* _Task_
Every record here needs to be written out again exactly.

* _Working data_
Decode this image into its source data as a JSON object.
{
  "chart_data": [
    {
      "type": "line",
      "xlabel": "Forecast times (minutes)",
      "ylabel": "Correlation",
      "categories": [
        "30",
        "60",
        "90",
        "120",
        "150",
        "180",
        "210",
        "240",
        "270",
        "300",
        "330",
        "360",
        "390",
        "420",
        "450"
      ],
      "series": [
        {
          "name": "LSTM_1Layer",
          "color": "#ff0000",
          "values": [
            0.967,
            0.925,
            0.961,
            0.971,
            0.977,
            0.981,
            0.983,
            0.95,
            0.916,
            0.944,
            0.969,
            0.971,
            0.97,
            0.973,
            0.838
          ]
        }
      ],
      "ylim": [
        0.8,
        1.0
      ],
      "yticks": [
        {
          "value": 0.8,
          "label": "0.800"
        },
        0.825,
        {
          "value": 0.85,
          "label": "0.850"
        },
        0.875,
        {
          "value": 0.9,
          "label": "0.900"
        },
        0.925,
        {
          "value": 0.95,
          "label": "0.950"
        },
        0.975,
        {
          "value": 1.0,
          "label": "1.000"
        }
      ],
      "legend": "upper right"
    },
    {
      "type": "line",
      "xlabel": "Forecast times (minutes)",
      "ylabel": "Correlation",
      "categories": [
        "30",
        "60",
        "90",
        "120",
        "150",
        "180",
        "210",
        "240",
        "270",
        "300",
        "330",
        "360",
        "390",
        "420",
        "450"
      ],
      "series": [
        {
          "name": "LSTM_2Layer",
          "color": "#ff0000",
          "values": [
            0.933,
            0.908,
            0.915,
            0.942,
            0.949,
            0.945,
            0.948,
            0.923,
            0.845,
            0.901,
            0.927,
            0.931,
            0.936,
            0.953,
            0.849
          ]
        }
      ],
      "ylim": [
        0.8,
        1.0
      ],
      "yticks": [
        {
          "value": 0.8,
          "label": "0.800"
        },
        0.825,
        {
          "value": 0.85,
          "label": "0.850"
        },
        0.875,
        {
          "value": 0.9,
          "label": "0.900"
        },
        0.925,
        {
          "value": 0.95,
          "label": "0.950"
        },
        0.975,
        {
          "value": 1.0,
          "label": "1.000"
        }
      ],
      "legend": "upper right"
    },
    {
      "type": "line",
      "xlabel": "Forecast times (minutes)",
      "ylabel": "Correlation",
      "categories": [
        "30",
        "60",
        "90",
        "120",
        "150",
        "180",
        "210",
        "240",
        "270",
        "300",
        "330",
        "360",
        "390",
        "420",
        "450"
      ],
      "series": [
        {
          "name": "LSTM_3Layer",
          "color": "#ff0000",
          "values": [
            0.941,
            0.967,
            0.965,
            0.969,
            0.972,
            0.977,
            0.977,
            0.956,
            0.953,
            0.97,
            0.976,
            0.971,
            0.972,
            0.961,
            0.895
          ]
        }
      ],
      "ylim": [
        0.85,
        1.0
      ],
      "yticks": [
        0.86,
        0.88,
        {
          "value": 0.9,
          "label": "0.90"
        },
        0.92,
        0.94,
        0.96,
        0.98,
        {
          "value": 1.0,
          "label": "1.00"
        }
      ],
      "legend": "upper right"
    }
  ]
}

* _Solution for this problem_
Decode this image into its source data as a JSON object.
{
  "chart_data": [
    {
      "type": "line",
      "xlabel": "Forecast times (minutes)",
      "ylabel": "Correlation",
      "categories": [
        "30",
        "60",
        "90",
        "120",
        "150",
        "180",
        "210",
        "240",
        "270",
        "300",
        "330",
        "360",
        "390",
        "420",
        "450"
      ],
      "series": [
        {
          "name": "LSTM_1Layer",
          "color": "#ff0000",
          "values": [
            0.967,
            0.925,
            0.961,
            0.971,
            0.977,
            0.981,
            0.983,
            0.95,
            0.916,
            0.944,
            0.969,
            0.971,
            0.97,
            0.973,
            0.838
          ]
        }
      ],
      "ylim": [
        0.8,
        1.0
      ],
      "yticks": [
        {
          "value": 0.8,
          "label": "0.800"
        },
        0.825,
        {
          "value": 0.85,
          "label": "0.850"
        },
        0.875,
        {
          "value": 0.9,
          "label": "0.900"
        },
        0.925,
        {
          "value": 0.95,
          "label": "0.950"
        },
        0.975,
        {
          "value": 1.0,
          "label": "1.000"
        }
      ],
      "legend": "upper right"
    },
    {
      "type": "line",
      "xlabel": "Forecast times (minutes)",
      "ylabel": "Correlation",
      "categories": [
        "30",
        "60",
        "90",
        "120",
        "150",
        "180",
        "210",
        "240",
        "270",
        "300",
        "330",
        "360",
        "390",
        "420",
        "450"
      ],
      "series": [
        {
          "name": "LSTM_2Layer",
          "color": "#ff0000",
          "values": [
            0.933,
            0.908,
            0.915,
            0.942,
            0.949,
            0.945,
            0.948,
            0.923,
            0.845,
            0.901,
            0.927,
            0.931,
            0.936,
            0.953,
            0.849
          ]
        }
      ],
      "ylim": [
        0.8,
        1.0
      ],
      "yticks": [
        {
          "value": 0.8,
          "label": "0.800"
        },
        0.825,
        {
          "value": 0.85,
          "label": "0.850"
        },
        0.875,
        {
          "value": 0.9,
          "label": "0.900"
        },
        0.925,
        {
          "value": 0.95,
          "label": "0.950"
        },
        0.975,
        {
          "value": 1.0,
          "label": "1.000"
        }
      ],
      "legend": "upper right"
    },
    {
      "type": "line",
      "xlabel": "Forecast times (minutes)",
      "ylabel": "Correlation",
      "categories": [
        "30",
        "60",
        "90",
        "120",
        "150",
        "180",
        "210",
        "240",
        "270",
        "300",
        "330",
        "360",
        "390",
        "420",
        "450"
      ],
      "series": [
        {
          "name": "LSTM_3Layer",
          "color": "#ff0000",
          "values": [
            0.941,
            0.967,
            0.965,
            0.969,
            0.972,
            0.977,
            0.977,
            0.956,
            0.953,
            0.97,
            0.976,
            0.971,
            0.972,
            0.961,
            0.895
          ]
        }
      ],
      "ylim": [
        0.85,
        1.0
      ],
      "yticks": [
        0.86,
        0.88,
        {
          "value": 0.9,
          "label": "0.90"
        },
        0.92,
        0.94,
        0.96,
        0.98,
        {
          "value": 1.0,
          "label": "1.00"
        }
      ],
      "legend": "upper right"
    }
  ]
}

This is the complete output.